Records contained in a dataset
* * *

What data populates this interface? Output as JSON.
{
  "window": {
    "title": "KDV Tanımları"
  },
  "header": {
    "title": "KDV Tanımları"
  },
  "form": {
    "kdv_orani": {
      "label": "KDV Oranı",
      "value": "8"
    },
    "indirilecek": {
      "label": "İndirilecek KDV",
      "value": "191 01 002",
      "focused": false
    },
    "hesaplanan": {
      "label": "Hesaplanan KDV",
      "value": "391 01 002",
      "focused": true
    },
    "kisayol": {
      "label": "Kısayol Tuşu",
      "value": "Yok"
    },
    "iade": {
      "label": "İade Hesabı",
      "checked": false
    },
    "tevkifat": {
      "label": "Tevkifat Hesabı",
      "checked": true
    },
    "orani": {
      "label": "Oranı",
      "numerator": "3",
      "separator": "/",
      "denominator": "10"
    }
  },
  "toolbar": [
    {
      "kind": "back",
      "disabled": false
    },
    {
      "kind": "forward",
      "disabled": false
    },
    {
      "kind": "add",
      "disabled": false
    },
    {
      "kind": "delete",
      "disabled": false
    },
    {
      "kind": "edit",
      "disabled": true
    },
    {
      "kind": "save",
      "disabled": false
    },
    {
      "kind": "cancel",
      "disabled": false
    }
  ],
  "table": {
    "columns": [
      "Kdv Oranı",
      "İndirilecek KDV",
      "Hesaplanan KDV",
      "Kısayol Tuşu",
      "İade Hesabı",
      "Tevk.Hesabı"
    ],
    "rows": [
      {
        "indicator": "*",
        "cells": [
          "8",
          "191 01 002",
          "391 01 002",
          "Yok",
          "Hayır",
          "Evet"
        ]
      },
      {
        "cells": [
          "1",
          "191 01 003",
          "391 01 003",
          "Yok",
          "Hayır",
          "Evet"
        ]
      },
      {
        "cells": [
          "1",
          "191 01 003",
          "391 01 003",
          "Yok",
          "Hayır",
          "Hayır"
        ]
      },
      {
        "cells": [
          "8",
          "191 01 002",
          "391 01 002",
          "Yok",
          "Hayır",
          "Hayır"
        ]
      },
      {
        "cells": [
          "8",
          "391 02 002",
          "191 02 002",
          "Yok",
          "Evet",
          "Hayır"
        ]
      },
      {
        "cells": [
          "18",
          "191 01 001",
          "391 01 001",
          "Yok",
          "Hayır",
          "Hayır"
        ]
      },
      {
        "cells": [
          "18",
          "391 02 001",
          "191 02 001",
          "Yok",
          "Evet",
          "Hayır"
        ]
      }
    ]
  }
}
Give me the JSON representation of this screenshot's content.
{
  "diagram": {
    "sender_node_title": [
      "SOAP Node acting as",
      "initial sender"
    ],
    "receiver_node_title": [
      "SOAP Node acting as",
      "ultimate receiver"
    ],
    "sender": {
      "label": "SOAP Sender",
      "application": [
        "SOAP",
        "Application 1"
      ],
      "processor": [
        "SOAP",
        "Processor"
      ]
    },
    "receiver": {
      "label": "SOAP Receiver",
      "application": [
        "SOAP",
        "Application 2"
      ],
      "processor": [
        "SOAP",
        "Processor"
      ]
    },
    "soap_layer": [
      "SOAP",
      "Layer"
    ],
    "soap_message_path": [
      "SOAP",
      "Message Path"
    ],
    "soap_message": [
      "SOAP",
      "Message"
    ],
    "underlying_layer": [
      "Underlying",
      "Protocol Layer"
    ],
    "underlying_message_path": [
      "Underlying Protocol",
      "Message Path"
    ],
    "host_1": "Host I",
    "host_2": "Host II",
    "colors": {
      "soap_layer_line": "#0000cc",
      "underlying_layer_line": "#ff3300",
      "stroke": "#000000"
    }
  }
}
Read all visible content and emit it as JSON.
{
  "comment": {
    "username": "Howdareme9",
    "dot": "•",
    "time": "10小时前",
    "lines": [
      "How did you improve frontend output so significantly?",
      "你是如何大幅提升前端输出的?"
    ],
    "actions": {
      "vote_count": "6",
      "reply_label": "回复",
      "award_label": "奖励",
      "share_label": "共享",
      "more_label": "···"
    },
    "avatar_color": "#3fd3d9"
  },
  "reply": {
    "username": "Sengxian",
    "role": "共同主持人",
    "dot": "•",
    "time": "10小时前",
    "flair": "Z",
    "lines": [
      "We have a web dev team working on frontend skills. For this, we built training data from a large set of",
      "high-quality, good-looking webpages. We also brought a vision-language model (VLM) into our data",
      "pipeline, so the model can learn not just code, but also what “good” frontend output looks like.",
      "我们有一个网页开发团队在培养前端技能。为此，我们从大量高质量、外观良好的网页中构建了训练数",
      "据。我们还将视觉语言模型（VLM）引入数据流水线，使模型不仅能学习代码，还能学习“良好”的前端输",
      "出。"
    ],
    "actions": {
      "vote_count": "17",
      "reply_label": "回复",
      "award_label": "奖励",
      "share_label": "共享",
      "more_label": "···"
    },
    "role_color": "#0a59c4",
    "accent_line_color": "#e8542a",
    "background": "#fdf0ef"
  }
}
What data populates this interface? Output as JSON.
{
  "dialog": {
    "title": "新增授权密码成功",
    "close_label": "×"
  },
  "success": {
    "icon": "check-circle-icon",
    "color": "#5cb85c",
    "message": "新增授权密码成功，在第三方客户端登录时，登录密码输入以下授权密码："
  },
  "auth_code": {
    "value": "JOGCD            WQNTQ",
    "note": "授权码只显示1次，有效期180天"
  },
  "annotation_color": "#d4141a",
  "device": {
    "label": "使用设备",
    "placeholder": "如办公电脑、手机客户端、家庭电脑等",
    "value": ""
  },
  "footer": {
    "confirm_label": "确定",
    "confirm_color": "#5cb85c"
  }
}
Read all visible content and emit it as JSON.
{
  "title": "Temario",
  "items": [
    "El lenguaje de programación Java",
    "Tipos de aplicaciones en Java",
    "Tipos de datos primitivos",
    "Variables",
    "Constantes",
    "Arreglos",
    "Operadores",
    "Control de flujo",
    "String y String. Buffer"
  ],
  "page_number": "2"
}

* * *

What is the number of lines in these records that contain "username"? Reply with the number only.

2